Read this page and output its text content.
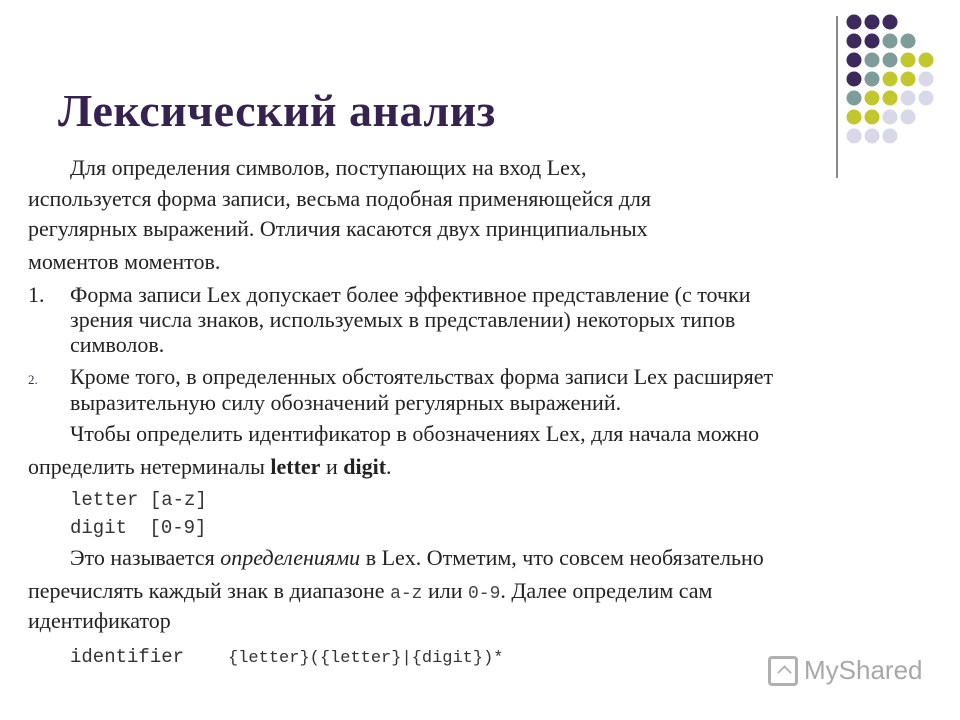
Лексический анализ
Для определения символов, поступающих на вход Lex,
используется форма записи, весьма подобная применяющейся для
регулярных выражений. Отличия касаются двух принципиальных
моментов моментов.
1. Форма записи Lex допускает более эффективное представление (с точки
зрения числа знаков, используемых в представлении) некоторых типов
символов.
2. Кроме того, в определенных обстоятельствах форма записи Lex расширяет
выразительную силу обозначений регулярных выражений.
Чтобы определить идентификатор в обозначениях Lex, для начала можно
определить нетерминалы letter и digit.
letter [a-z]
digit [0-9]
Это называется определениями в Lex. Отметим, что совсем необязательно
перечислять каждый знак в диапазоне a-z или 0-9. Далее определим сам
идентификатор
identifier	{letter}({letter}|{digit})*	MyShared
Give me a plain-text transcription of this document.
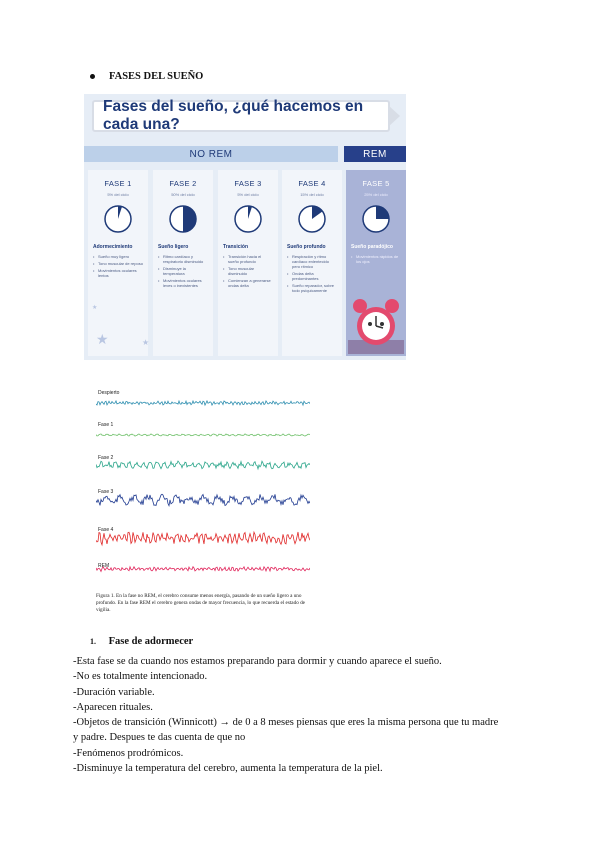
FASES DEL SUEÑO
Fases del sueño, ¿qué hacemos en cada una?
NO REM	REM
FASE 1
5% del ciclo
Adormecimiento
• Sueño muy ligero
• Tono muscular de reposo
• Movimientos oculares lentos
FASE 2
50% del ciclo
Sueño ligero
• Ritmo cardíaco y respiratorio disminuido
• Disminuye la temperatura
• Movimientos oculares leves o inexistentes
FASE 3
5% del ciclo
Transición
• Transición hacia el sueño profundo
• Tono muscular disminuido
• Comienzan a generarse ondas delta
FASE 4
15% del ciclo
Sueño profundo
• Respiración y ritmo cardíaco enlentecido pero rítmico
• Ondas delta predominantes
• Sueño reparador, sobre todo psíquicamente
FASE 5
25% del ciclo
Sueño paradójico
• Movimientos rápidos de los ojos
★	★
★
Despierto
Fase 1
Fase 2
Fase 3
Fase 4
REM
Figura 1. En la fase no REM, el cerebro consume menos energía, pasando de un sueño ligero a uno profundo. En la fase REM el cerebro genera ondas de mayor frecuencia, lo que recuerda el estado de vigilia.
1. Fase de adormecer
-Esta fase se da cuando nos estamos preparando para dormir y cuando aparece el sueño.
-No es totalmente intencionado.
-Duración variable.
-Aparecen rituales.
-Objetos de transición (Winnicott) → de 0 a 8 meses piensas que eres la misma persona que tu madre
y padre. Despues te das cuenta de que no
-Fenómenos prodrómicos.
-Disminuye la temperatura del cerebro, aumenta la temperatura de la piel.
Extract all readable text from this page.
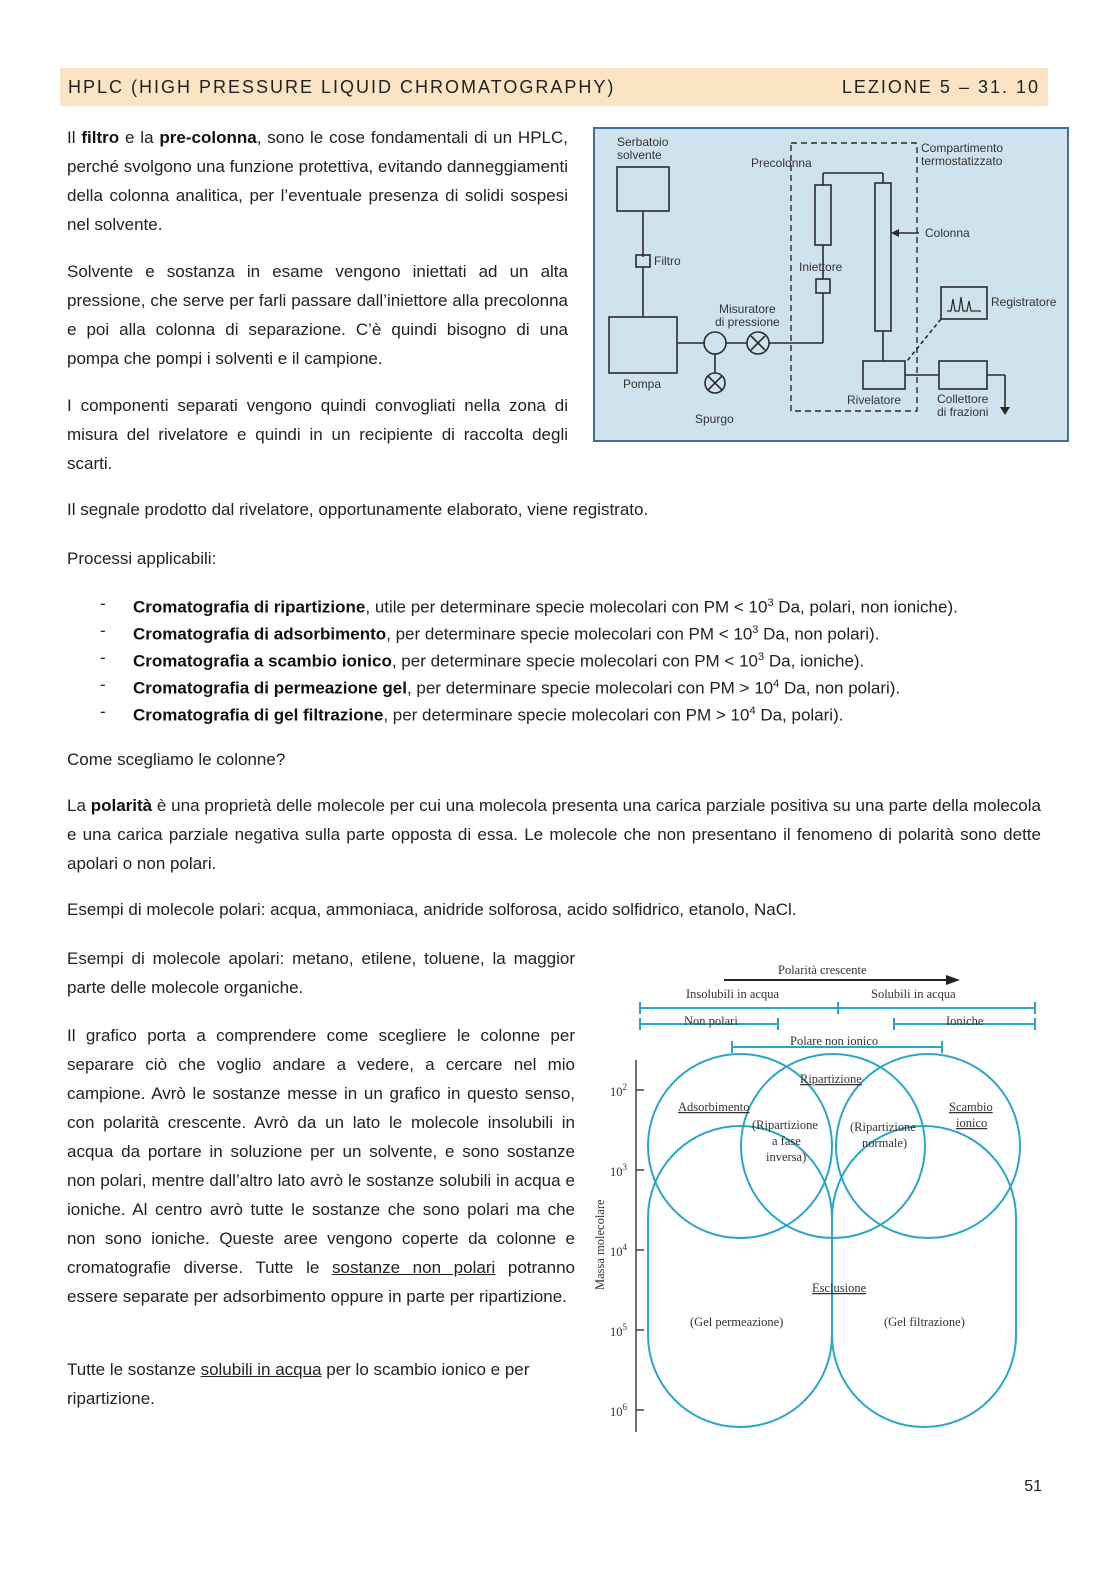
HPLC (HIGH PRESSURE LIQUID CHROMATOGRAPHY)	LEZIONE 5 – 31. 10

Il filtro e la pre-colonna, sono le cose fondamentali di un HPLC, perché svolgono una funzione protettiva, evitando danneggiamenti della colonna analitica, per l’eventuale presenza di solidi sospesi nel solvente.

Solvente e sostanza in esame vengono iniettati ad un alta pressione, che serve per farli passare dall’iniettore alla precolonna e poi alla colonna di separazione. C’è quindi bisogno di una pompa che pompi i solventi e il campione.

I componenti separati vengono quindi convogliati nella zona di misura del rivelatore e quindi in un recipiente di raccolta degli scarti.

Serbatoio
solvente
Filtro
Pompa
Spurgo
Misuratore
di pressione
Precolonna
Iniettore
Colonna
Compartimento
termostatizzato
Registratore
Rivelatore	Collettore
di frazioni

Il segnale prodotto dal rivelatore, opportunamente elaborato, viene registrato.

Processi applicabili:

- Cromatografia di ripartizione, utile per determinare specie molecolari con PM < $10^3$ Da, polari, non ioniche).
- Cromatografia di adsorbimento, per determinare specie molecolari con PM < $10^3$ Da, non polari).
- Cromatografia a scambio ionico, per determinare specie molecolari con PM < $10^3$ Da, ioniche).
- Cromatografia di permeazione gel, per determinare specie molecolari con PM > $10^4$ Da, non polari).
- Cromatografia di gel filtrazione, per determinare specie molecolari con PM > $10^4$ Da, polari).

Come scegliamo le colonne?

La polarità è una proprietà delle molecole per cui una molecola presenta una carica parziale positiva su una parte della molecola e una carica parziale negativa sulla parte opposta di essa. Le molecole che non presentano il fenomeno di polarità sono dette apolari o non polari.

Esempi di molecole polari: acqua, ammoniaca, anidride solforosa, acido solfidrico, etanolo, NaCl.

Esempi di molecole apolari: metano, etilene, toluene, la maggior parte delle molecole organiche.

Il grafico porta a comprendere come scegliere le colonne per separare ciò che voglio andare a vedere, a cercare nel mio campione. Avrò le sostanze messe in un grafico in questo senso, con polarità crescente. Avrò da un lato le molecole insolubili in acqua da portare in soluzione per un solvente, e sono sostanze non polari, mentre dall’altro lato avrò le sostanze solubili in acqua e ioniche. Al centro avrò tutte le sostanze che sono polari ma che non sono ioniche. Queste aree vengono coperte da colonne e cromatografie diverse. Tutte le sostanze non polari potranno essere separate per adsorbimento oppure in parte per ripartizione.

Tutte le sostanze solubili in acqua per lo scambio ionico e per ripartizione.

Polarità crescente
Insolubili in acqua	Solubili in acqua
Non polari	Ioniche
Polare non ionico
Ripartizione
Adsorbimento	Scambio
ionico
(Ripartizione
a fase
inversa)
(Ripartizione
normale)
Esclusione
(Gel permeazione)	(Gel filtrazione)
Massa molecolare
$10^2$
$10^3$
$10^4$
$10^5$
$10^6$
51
◇ ◇ ◇ ◇ ◇
> TO BE DONE
Look through the entries and return every line where "символов" appears.

> CORRECT OUTPUT
Для определения символов, поступающих на вход Lex,
символов.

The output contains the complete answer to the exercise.